Extract all of the entries and give them again, word for word.

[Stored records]
******************************
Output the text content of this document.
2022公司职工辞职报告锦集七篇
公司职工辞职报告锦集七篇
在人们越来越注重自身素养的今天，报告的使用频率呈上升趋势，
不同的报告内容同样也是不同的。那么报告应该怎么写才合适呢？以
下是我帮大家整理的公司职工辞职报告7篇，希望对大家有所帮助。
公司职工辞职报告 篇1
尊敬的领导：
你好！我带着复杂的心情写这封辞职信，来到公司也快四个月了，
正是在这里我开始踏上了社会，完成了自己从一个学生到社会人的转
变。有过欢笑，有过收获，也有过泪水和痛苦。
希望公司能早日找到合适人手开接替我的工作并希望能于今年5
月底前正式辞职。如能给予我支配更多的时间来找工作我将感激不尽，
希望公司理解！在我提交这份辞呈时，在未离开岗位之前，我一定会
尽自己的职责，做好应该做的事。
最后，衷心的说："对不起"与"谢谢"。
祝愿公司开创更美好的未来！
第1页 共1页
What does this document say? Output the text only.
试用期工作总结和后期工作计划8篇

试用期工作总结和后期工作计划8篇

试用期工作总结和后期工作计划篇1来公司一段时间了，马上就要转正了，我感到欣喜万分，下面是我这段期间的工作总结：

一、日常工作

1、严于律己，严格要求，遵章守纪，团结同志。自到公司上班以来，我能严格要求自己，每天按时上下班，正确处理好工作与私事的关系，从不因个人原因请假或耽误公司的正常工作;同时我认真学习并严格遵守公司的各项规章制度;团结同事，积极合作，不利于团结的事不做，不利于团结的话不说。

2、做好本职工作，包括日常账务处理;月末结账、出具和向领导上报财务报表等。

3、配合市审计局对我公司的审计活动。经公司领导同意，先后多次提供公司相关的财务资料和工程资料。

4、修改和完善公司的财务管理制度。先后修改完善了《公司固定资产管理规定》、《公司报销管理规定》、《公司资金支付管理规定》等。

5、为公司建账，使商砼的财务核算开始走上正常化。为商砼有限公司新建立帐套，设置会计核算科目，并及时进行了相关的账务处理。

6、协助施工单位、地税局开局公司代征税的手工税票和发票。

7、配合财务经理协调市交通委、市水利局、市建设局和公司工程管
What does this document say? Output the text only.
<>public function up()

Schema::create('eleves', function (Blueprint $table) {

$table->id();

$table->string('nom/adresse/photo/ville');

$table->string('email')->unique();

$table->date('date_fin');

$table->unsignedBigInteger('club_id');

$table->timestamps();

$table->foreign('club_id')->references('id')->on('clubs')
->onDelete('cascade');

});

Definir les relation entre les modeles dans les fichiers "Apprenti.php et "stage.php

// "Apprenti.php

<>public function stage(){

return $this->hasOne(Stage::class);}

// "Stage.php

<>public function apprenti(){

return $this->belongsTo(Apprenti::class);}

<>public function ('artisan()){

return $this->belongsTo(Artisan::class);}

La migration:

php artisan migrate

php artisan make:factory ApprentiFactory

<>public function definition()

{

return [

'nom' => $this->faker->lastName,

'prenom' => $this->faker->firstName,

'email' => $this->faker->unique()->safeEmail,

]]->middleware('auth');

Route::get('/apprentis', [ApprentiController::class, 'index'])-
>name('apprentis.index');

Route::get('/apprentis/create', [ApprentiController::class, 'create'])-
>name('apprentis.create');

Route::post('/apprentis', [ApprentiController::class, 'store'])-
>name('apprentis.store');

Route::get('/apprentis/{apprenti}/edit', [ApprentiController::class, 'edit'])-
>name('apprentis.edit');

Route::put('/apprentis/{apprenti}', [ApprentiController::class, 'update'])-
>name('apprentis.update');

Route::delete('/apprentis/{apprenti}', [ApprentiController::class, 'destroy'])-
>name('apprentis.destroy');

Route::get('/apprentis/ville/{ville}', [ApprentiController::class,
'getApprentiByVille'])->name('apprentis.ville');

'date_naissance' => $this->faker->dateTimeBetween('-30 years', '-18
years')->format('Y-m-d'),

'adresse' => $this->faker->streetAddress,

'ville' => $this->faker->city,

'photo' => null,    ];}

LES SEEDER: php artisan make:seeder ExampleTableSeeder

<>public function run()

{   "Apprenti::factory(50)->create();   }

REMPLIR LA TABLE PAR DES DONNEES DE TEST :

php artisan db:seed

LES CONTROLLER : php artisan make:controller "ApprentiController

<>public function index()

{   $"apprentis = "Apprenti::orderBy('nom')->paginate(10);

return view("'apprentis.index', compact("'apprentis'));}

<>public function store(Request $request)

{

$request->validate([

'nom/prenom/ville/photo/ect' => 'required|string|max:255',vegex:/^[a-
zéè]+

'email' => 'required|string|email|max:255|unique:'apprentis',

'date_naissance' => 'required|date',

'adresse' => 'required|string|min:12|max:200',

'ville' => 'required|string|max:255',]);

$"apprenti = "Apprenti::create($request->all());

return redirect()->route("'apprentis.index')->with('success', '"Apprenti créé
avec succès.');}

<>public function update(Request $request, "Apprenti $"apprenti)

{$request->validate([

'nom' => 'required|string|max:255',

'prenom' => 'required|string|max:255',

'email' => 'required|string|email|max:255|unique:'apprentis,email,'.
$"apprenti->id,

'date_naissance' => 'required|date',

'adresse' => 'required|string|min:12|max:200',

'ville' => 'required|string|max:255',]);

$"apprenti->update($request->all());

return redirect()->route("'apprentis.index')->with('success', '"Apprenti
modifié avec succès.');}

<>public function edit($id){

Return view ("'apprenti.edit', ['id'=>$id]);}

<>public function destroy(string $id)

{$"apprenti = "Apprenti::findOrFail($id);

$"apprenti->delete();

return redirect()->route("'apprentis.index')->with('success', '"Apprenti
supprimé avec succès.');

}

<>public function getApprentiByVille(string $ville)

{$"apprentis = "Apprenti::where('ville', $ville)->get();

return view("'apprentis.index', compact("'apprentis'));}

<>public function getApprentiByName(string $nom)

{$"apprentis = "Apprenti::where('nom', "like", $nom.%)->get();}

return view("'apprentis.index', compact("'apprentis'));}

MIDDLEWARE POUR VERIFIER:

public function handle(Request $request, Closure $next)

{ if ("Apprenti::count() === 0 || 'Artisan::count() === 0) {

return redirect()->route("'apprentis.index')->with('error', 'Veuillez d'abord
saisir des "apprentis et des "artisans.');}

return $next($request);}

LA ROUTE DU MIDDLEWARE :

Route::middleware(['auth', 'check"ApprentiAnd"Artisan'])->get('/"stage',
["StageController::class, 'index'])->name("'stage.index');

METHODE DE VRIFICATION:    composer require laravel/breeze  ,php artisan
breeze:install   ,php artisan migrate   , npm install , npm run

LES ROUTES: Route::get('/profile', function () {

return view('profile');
******************************
## Answer to this problem
Output the text content of this document.
2022公司职工辞职报告锦集七篇
公司职工辞职报告锦集七篇
在人们越来越注重自身素养的今天，报告的使用频率呈上升趋势，
不同的报告内容同样也是不同的。那么报告应该怎么写才合适呢？以
下是我帮大家整理的公司职工辞职报告7篇，希望对大家有所帮助。
公司职工辞职报告 篇1
尊敬的领导：
你好！我带着复杂的心情写这封辞职信，来到公司也快四个月了，
正是在这里我开始踏上了社会，完成了自己从一个学生到社会人的转
变。有过欢笑，有过收获，也有过泪水和痛苦。
希望公司能早日找到合适人手开接替我的工作并希望能于今年5
月底前正式辞职。如能给予我支配更多的时间来找工作我将感激不尽，
希望公司理解！在我提交这份辞呈时，在未离开岗位之前，我一定会
尽自己的职责，做好应该做的事。
最后，衷心的说："对不起"与"谢谢"。
祝愿公司开创更美好的未来！
第1页 共1页
What does this document say? Output the text only.
试用期工作总结和后期工作计划8篇

试用期工作总结和后期工作计划8篇

试用期工作总结和后期工作计划篇1来公司一段时间了，马上就要转正了，我感到欣喜万分，下面是我这段期间的工作总结：

一、日常工作

1、严于律己，严格要求，遵章守纪，团结同志。自到公司上班以来，我能严格要求自己，每天按时上下班，正确处理好工作与私事的关系，从不因个人原因请假或耽误公司的正常工作;同时我认真学习并严格遵守公司的各项规章制度;团结同事，积极合作，不利于团结的事不做，不利于团结的话不说。

2、做好本职工作，包括日常账务处理;月末结账、出具和向领导上报财务报表等。

3、配合市审计局对我公司的审计活动。经公司领导同意，先后多次提供公司相关的财务资料和工程资料。

4、修改和完善公司的财务管理制度。先后修改完善了《公司固定资产管理规定》、《公司报销管理规定》、《公司资金支付管理规定》等。

5、为公司建账，使商砼的财务核算开始走上正常化。为商砼有限公司新建立帐套，设置会计核算科目，并及时进行了相关的账务处理。

6、协助施工单位、地税局开局公司代征税的手工税票和发票。

7、配合财务经理协调市交通委、市水利局、市建设局和公司工程管
What does this document say? Output the text only.
<>public function up()

Schema::create('eleves', function (Blueprint $table) {

$table->id();

$table->string('nom/adresse/photo/ville');

$table->string('email')->unique();

$table->date('date_fin');

$table->unsignedBigInteger('club_id');

$table->timestamps();

$table->foreign('club_id')->references('id')->on('clubs')
->onDelete('cascade');

});

Definir les relation entre les modeles dans les fichiers "Apprenti.php et "stage.php

// "Apprenti.php

<>public function stage(){

return $this->hasOne(Stage::class);}

// "Stage.php

<>public function apprenti(){

return $this->belongsTo(Apprenti::class);}

<>public function ('artisan()){

return $this->belongsTo(Artisan::class);}

La migration:

php artisan migrate

php artisan make:factory ApprentiFactory

<>public function definition()

{

return [

'nom' => $this->faker->lastName,

'prenom' => $this->faker->firstName,

'email' => $this->faker->unique()->safeEmail,

]]->middleware('auth');

Route::get('/apprentis', [ApprentiController::class, 'index'])-
>name('apprentis.index');

Route::get('/apprentis/create', [ApprentiController::class, 'create'])-
>name('apprentis.create');

Route::post('/apprentis', [ApprentiController::class, 'store'])-
>name('apprentis.store');

Route::get('/apprentis/{apprenti}/edit', [ApprentiController::class, 'edit'])-
>name('apprentis.edit');

Route::put('/apprentis/{apprenti}', [ApprentiController::class, 'update'])-
>name('apprentis.update');

Route::delete('/apprentis/{apprenti}', [ApprentiController::class, 'destroy'])-
>name('apprentis.destroy');

Route::get('/apprentis/ville/{ville}', [ApprentiController::class,
'getApprentiByVille'])->name('apprentis.ville');

'date_naissance' => $this->faker->dateTimeBetween('-30 years', '-18
years')->format('Y-m-d'),

'adresse' => $this->faker->streetAddress,

'ville' => $this->faker->city,

'photo' => null,    ];}

LES SEEDER: php artisan make:seeder ExampleTableSeeder

<>public function run()

{   "Apprenti::factory(50)->create();   }

REMPLIR LA TABLE PAR DES DONNEES DE TEST :

php artisan db:seed

LES CONTROLLER : php artisan make:controller "ApprentiController

<>public function index()

{   $"apprentis = "Apprenti::orderBy('nom')->paginate(10);

return view("'apprentis.index', compact("'apprentis'));}

<>public function store(Request $request)

{

$request->validate([

'nom/prenom/ville/photo/ect' => 'required|string|max:255',vegex:/^[a-
zéè]+

'email' => 'required|string|email|max:255|unique:'apprentis',

'date_naissance' => 'required|date',

'adresse' => 'required|string|min:12|max:200',

'ville' => 'required|string|max:255',]);

$"apprenti = "Apprenti::create($request->all());

return redirect()->route("'apprentis.index')->with('success', '"Apprenti créé
avec succès.');}

<>public function update(Request $request, "Apprenti $"apprenti)

{$request->validate([

'nom' => 'required|string|max:255',

'prenom' => 'required|string|max:255',

'email' => 'required|string|email|max:255|unique:'apprentis,email,'.
$"apprenti->id,

'date_naissance' => 'required|date',

'adresse' => 'required|string|min:12|max:200',

'ville' => 'required|string|max:255',]);

$"apprenti->update($request->all());

return redirect()->route("'apprentis.index')->with('success', '"Apprenti
modifié avec succès.');}

<>public function edit($id){

Return view ("'apprenti.edit', ['id'=>$id]);}

<>public function destroy(string $id)

{$"apprenti = "Apprenti::findOrFail($id);

$"apprenti->delete();

return redirect()->route("'apprentis.index')->with('success', '"Apprenti
supprimé avec succès.');

}

<>public function getApprentiByVille(string $ville)

{$"apprentis = "Apprenti::where('ville', $ville)->get();

return view("'apprentis.index', compact("'apprentis'));}

<>public function getApprentiByName(string $nom)

{$"apprentis = "Apprenti::where('nom', "like", $nom.%)->get();}

return view("'apprentis.index', compact("'apprentis'));}

MIDDLEWARE POUR VERIFIER:

public function handle(Request $request, Closure $next)

{ if ("Apprenti::count() === 0 || 'Artisan::count() === 0) {

return redirect()->route("'apprentis.index')->with('error', 'Veuillez d'abord
saisir des "apprentis et des "artisans.');}

return $next($request);}

LA ROUTE DU MIDDLEWARE :

Route::middleware(['auth', 'check"ApprentiAnd"Artisan'])->get('/"stage',
["StageController::class, 'index'])->name("'stage.index');

METHODE DE VRIFICATION:    composer require laravel/breeze  ,php artisan
breeze:install   ,php artisan migrate   , npm install , npm run

LES ROUTES: Route::get('/profile', function () {

return view('profile');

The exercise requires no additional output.